Task material »
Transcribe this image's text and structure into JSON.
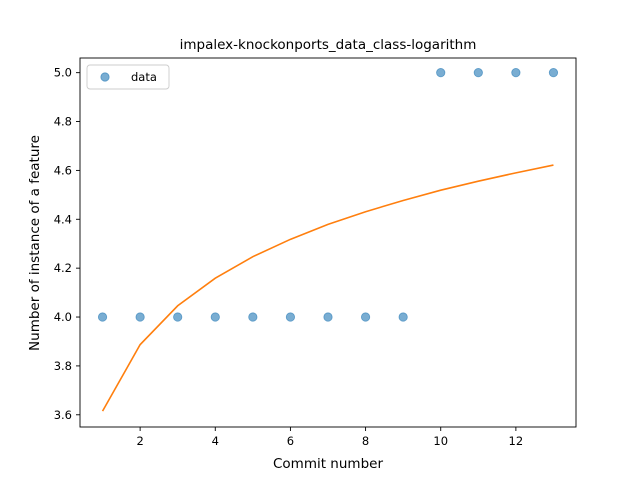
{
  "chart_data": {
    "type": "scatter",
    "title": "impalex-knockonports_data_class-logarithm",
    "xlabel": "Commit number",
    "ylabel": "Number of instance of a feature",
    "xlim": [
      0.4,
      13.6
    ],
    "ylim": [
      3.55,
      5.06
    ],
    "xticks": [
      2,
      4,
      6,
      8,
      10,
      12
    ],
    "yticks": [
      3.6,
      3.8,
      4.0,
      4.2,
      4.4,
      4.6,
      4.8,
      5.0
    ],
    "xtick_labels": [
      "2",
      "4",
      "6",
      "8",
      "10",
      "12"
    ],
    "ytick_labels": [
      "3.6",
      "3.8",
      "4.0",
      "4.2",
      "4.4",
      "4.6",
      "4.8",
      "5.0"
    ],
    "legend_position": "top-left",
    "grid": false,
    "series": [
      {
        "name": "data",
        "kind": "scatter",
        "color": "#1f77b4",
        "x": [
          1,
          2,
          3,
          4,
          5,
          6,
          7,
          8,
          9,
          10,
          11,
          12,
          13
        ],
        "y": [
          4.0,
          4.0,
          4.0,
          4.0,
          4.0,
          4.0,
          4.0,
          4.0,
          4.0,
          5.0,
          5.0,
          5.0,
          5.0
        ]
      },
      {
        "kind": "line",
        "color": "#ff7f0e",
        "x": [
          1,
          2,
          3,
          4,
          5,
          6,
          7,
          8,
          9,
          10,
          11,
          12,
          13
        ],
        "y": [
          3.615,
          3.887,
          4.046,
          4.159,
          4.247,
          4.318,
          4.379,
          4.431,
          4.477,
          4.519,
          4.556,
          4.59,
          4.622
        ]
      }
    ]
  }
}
...
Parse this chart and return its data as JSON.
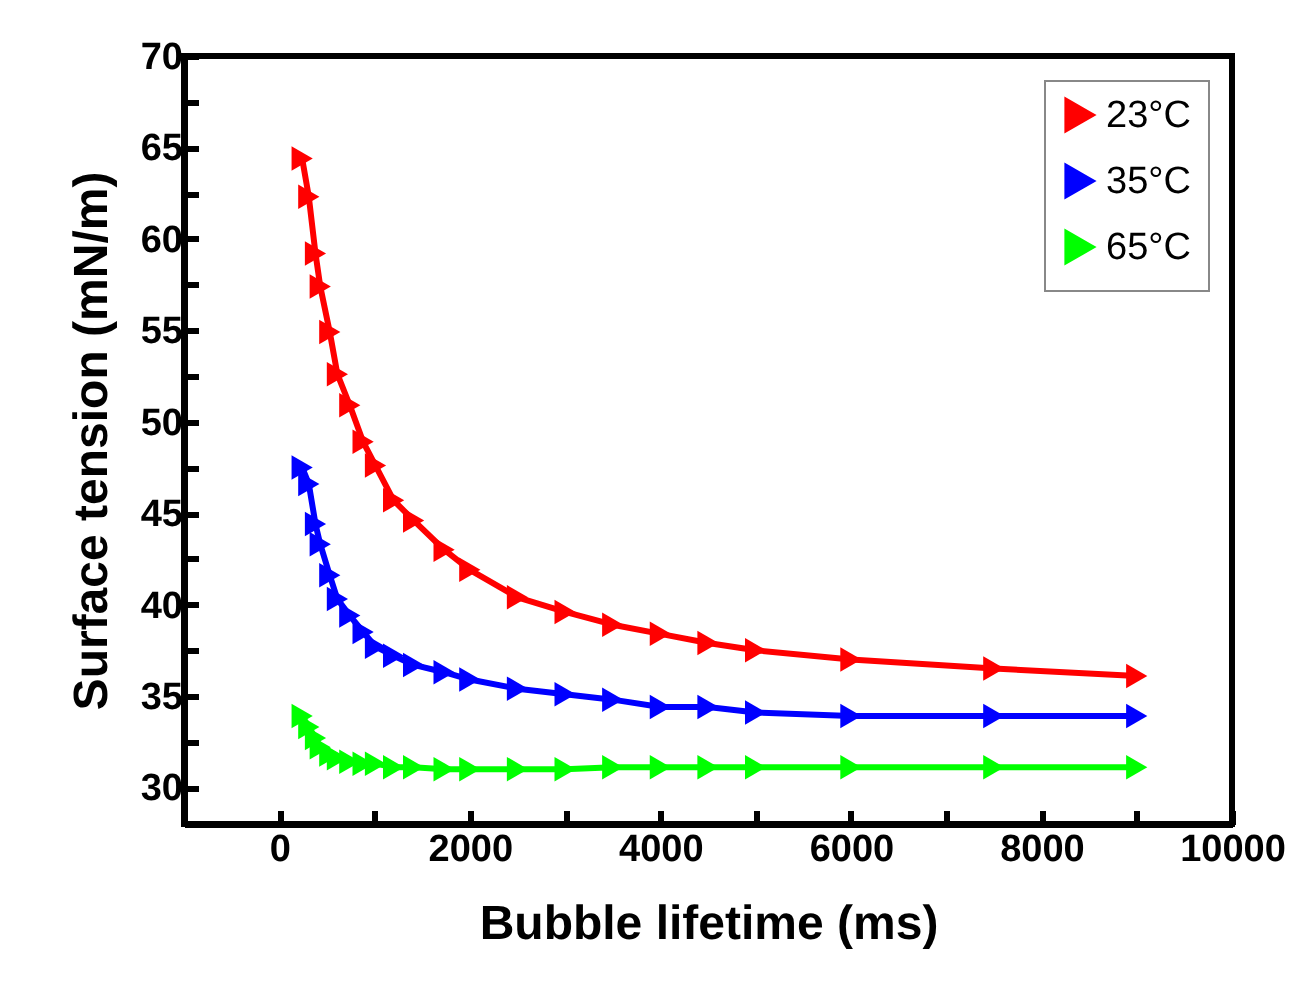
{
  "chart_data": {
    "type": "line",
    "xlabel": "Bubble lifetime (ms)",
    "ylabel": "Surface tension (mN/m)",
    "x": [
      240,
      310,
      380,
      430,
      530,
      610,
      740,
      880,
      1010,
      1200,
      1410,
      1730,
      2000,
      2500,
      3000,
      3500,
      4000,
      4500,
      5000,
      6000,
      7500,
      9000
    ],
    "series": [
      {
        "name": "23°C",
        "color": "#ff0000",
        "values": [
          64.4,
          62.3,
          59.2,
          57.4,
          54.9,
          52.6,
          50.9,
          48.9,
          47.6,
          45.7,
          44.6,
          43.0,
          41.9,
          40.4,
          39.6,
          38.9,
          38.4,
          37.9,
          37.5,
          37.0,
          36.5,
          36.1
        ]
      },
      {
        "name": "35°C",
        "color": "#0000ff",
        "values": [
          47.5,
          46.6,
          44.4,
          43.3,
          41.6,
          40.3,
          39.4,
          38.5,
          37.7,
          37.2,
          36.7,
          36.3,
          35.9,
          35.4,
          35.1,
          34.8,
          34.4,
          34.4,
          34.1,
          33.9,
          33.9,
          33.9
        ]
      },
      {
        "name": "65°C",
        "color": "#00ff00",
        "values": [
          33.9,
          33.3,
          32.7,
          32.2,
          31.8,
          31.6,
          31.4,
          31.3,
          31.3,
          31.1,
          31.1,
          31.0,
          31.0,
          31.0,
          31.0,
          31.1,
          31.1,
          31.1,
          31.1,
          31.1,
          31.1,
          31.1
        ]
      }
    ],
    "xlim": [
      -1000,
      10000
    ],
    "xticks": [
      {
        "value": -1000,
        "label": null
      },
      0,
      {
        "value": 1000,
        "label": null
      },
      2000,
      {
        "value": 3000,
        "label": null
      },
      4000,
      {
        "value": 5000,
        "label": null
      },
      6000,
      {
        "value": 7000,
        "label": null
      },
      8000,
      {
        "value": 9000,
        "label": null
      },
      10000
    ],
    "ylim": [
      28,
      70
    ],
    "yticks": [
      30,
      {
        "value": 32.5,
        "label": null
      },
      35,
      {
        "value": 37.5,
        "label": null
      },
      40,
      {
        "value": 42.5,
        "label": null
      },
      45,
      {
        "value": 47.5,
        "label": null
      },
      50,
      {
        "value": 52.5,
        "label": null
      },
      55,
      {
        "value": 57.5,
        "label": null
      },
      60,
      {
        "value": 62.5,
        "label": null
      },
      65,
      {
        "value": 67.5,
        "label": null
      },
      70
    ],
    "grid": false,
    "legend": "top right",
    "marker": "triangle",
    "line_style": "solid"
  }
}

Task description » Go through the preceding material and copy each line that has the word "JSON".

Solution to this task »
Transcribe this image's text and structure into JSON.
Parse this chart and return its data as JSON.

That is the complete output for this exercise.